*OBJECTIVE:*
Write out the records beneath this line exactly as they appear, minus any images.

*Collected data:*

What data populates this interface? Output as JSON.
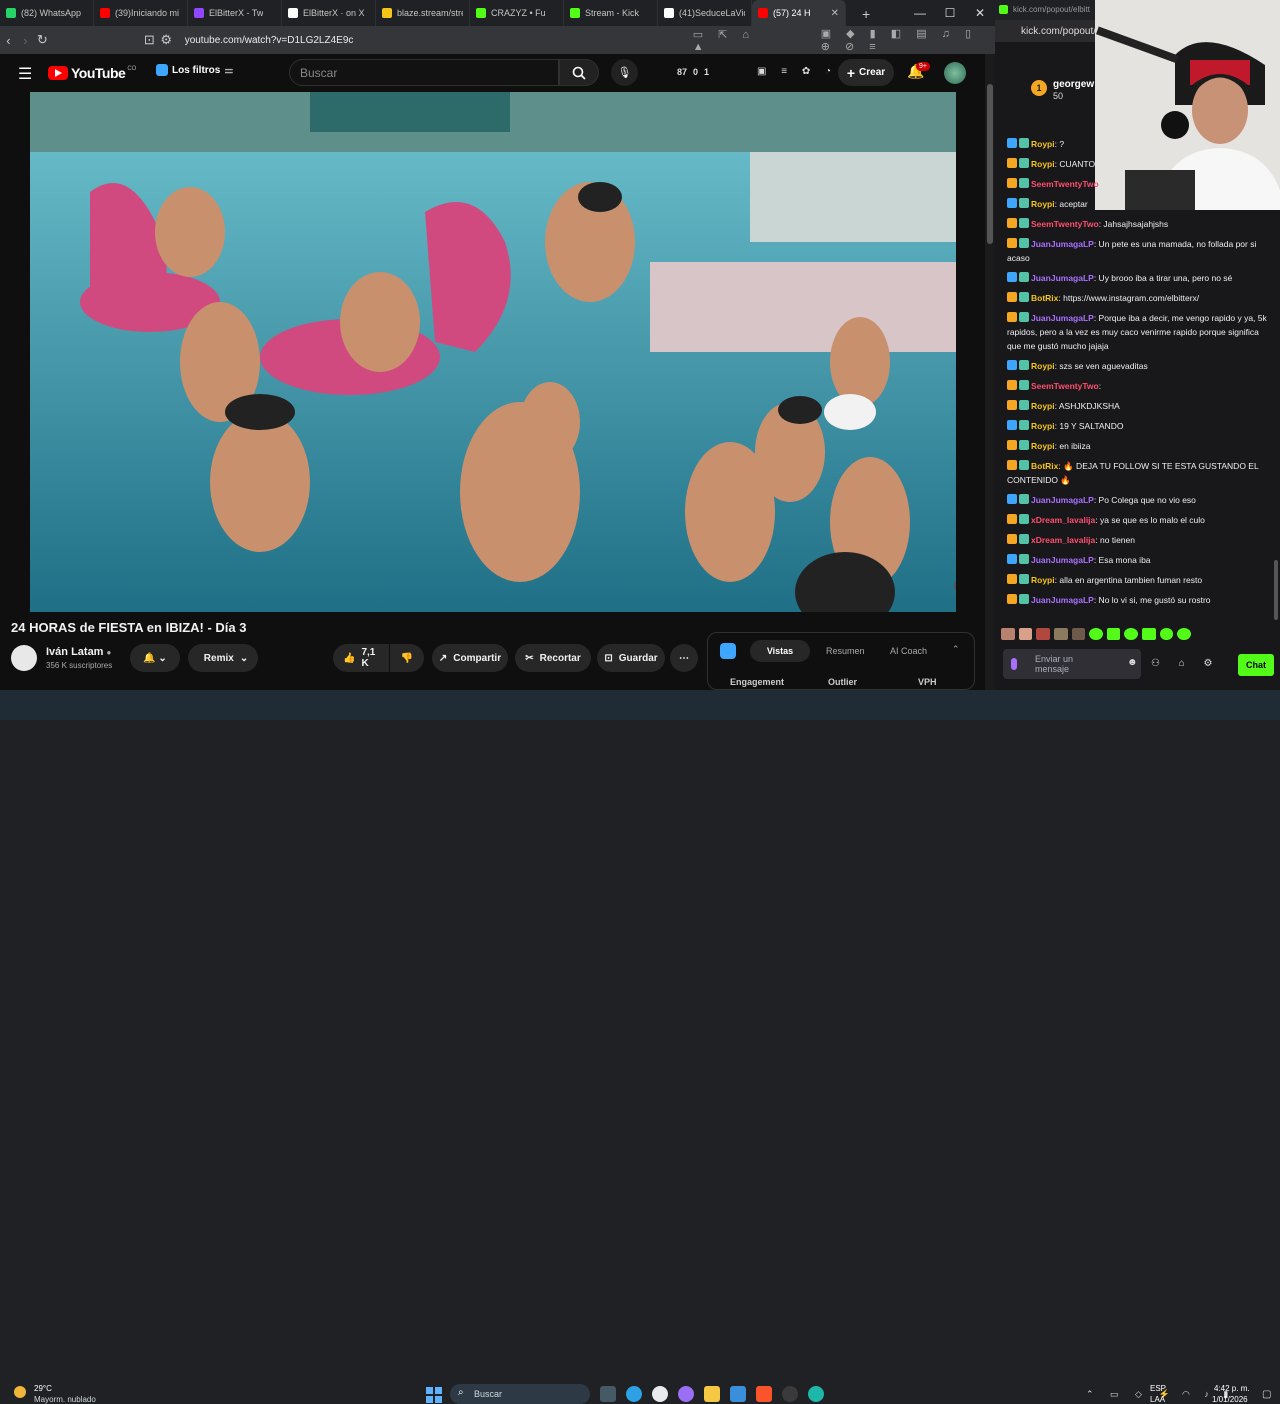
{
  "browser": {
    "tabs": [
      {
        "label": "(82) WhatsApp",
        "color": "#25d366"
      },
      {
        "label": "(39)Iniciando mi",
        "color": "#ff0000"
      },
      {
        "label": "ElBitterX - Tw",
        "color": "#9146ff"
      },
      {
        "label": "ElBitterX · on X",
        "color": "#ffffff"
      },
      {
        "label": "blaze.stream/stre",
        "color": "#f5c518"
      },
      {
        "label": "CRAZYZ • Fu",
        "color": "#53fc18"
      },
      {
        "label": "Stream - Kick",
        "color": "#53fc18"
      },
      {
        "label": "(41)SeduceLaVid",
        "color": "#ffffff"
      },
      {
        "label": "(57) 24 H",
        "color": "#ff0000"
      }
    ],
    "new_tab": "+",
    "url": "youtube.com/watch?v=D1LG2LZ4E9c"
  },
  "youtube": {
    "logo": "YouTube",
    "logo_region": "CO",
    "filters_label": "Los filtros",
    "search_placeholder": "Buscar",
    "stats": [
      "87",
      "0",
      "1"
    ],
    "create_label": "Crear",
    "notif_count": "9+",
    "video_title": "24 HORAS de FIESTA en IBIZA! - Día 3",
    "channel_name": "Iván Latam",
    "subscribers": "356 K suscriptores",
    "remix_label": "Remix",
    "like_count": "7,1 K",
    "share_label": "Compartir",
    "clip_label": "Recortar",
    "save_label": "Guardar",
    "more_label": "⋯",
    "panel_tabs": [
      "Vistas",
      "Resumen",
      "AI Coach"
    ],
    "panel_cols": [
      "Engagement",
      "Outlier",
      "VPH"
    ]
  },
  "twitch": {
    "popout_url": "kick.com/popout/elbitt",
    "popout_url_2": "kick.com/popout/",
    "top_user": "georgew",
    "top_user_count": "50",
    "messages": [
      {
        "user": "Roypi",
        "color": "#f5c518",
        "text": ": ?"
      },
      {
        "user": "Roypi",
        "color": "#f5c518",
        "text": ": CUANTO"
      },
      {
        "user": "SeemTwentyTwo",
        "color": "#ff4f6d",
        "text": ""
      },
      {
        "user": "Roypi",
        "color": "#f5c518",
        "text": ": aceptar"
      },
      {
        "user": "SeemTwentyTwo",
        "color": "#ff4f6d",
        "text": ": Jahsajhsajahjshs"
      },
      {
        "user": "JuanJumagaLP",
        "color": "#a970ff",
        "text": ": Un pete es una mamada, no follada por si acaso"
      },
      {
        "user": "JuanJumagaLP",
        "color": "#a970ff",
        "text": ": Uy brooo iba a tirar una, pero no sé"
      },
      {
        "user": "BotRix",
        "color": "#f5c518",
        "text": ": https://www.instagram.com/elbitterx/"
      },
      {
        "user": "JuanJumagaLP",
        "color": "#a970ff",
        "text": ": Porque iba a decir, me vengo rapido y ya, 5k rapidos, pero a la vez es muy caco venirme rapido porque significa que me gustó mucho jajaja"
      },
      {
        "user": "Roypi",
        "color": "#f5c518",
        "text": ": szs se ven aguevaditas"
      },
      {
        "user": "SeemTwentyTwo",
        "color": "#ff4f6d",
        "text": ":"
      },
      {
        "user": "Roypi",
        "color": "#f5c518",
        "text": ": ASHJKDJKSHA"
      },
      {
        "user": "Roypi",
        "color": "#f5c518",
        "text": ": 19 Y SALTANDO"
      },
      {
        "user": "Roypi",
        "color": "#f5c518",
        "text": ": en ibiiza"
      },
      {
        "user": "BotRix",
        "color": "#f5c518",
        "text": ": 🔥 DEJA TU FOLLOW SI TE ESTA GUSTANDO EL CONTENIDO 🔥"
      },
      {
        "user": "JuanJumagaLP",
        "color": "#a970ff",
        "text": ": Po Colega que no vio eso"
      },
      {
        "user": "xDream_lavalija",
        "color": "#ff4f6d",
        "text": ": ya se que es lo malo el culo"
      },
      {
        "user": "xDream_lavalija",
        "color": "#ff4f6d",
        "text": ": no tienen"
      },
      {
        "user": "JuanJumagaLP",
        "color": "#a970ff",
        "text": ": Esa mona iba"
      },
      {
        "user": "Roypi",
        "color": "#f5c518",
        "text": ": alla en argentina tambien fuman resto"
      },
      {
        "user": "JuanJumagaLP",
        "color": "#a970ff",
        "text": ": No lo vi si, me gustó su rostro"
      }
    ],
    "chat_placeholder": "Enviar un mensaje",
    "chat_button": "Chat"
  },
  "taskbar": {
    "weather_temp": "29°C",
    "weather_desc": "Mayorm. nublado",
    "search_label": "Buscar",
    "lang": "ESP",
    "lang2": "LAA",
    "time": "4:42 p. m.",
    "date": "1/01/2026"
  }
}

*RESPONSE TO THE TASK:*
What data populates this interface? Output as JSON.
{
  "browser": {
    "tabs": [
      {
        "label": "(82) WhatsApp",
        "color": "#25d366"
      },
      {
        "label": "(39)Iniciando mi",
        "color": "#ff0000"
      },
      {
        "label": "ElBitterX - Tw",
        "color": "#9146ff"
      },
      {
        "label": "ElBitterX · on X",
        "color": "#ffffff"
      },
      {
        "label": "blaze.stream/stre",
        "color": "#f5c518"
      },
      {
        "label": "CRAZYZ • Fu",
        "color": "#53fc18"
      },
      {
        "label": "Stream - Kick",
        "color": "#53fc18"
      },
      {
        "label": "(41)SeduceLaVid",
        "color": "#ffffff"
      },
      {
        "label": "(57) 24 H",
        "color": "#ff0000"
      }
    ],
    "new_tab": "+",
    "url": "youtube.com/watch?v=D1LG2LZ4E9c"
  },
  "youtube": {
    "logo": "YouTube",
    "logo_region": "CO",
    "filters_label": "Los filtros",
    "search_placeholder": "Buscar",
    "stats": [
      "87",
      "0",
      "1"
    ],
    "create_label": "Crear",
    "notif_count": "9+",
    "video_title": "24 HORAS de FIESTA en IBIZA! - Día 3",
    "channel_name": "Iván Latam",
    "subscribers": "356 K suscriptores",
    "remix_label": "Remix",
    "like_count": "7,1 K",
    "share_label": "Compartir",
    "clip_label": "Recortar",
    "save_label": "Guardar",
    "more_label": "⋯",
    "panel_tabs": [
      "Vistas",
      "Resumen",
      "AI Coach"
    ],
    "panel_cols": [
      "Engagement",
      "Outlier",
      "VPH"
    ]
  },
  "twitch": {
    "popout_url": "kick.com/popout/elbitt",
    "popout_url_2": "kick.com/popout/",
    "top_user": "georgew",
    "top_user_count": "50",
    "messages": [
      {
        "user": "Roypi",
        "color": "#f5c518",
        "text": ": ?"
      },
      {
        "user": "Roypi",
        "color": "#f5c518",
        "text": ": CUANTO"
      },
      {
        "user": "SeemTwentyTwo",
        "color": "#ff4f6d",
        "text": ""
      },
      {
        "user": "Roypi",
        "color": "#f5c518",
        "text": ": aceptar"
      },
      {
        "user": "SeemTwentyTwo",
        "color": "#ff4f6d",
        "text": ": Jahsajhsajahjshs"
      },
      {
        "user": "JuanJumagaLP",
        "color": "#a970ff",
        "text": ": Un pete es una mamada, no follada por si acaso"
      },
      {
        "user": "JuanJumagaLP",
        "color": "#a970ff",
        "text": ": Uy brooo iba a tirar una, pero no sé"
      },
      {
        "user": "BotRix",
        "color": "#f5c518",
        "text": ": https://www.instagram.com/elbitterx/"
      },
      {
        "user": "JuanJumagaLP",
        "color": "#a970ff",
        "text": ": Porque iba a decir, me vengo rapido y ya, 5k rapidos, pero a la vez es muy caco venirme rapido porque significa que me gustó mucho jajaja"
      },
      {
        "user": "Roypi",
        "color": "#f5c518",
        "text": ": szs se ven aguevaditas"
      },
      {
        "user": "SeemTwentyTwo",
        "color": "#ff4f6d",
        "text": ":"
      },
      {
        "user": "Roypi",
        "color": "#f5c518",
        "text": ": ASHJKDJKSHA"
      },
      {
        "user": "Roypi",
        "color": "#f5c518",
        "text": ": 19 Y SALTANDO"
      },
      {
        "user": "Roypi",
        "color": "#f5c518",
        "text": ": en ibiiza"
      },
      {
        "user": "BotRix",
        "color": "#f5c518",
        "text": ": 🔥 DEJA TU FOLLOW SI TE ESTA GUSTANDO EL CONTENIDO 🔥"
      },
      {
        "user": "JuanJumagaLP",
        "color": "#a970ff",
        "text": ": Po Colega que no vio eso"
      },
      {
        "user": "xDream_lavalija",
        "color": "#ff4f6d",
        "text": ": ya se que es lo malo el culo"
      },
      {
        "user": "xDream_lavalija",
        "color": "#ff4f6d",
        "text": ": no tienen"
      },
      {
        "user": "JuanJumagaLP",
        "color": "#a970ff",
        "text": ": Esa mona iba"
      },
      {
        "user": "Roypi",
        "color": "#f5c518",
        "text": ": alla en argentina tambien fuman resto"
      },
      {
        "user": "JuanJumagaLP",
        "color": "#a970ff",
        "text": ": No lo vi si, me gustó su rostro"
      }
    ],
    "chat_placeholder": "Enviar un mensaje",
    "chat_button": "Chat"
  },
  "taskbar": {
    "weather_temp": "29°C",
    "weather_desc": "Mayorm. nublado",
    "search_label": "Buscar",
    "lang": "ESP",
    "lang2": "LAA",
    "time": "4:42 p. m.",
    "date": "1/01/2026"
  }
}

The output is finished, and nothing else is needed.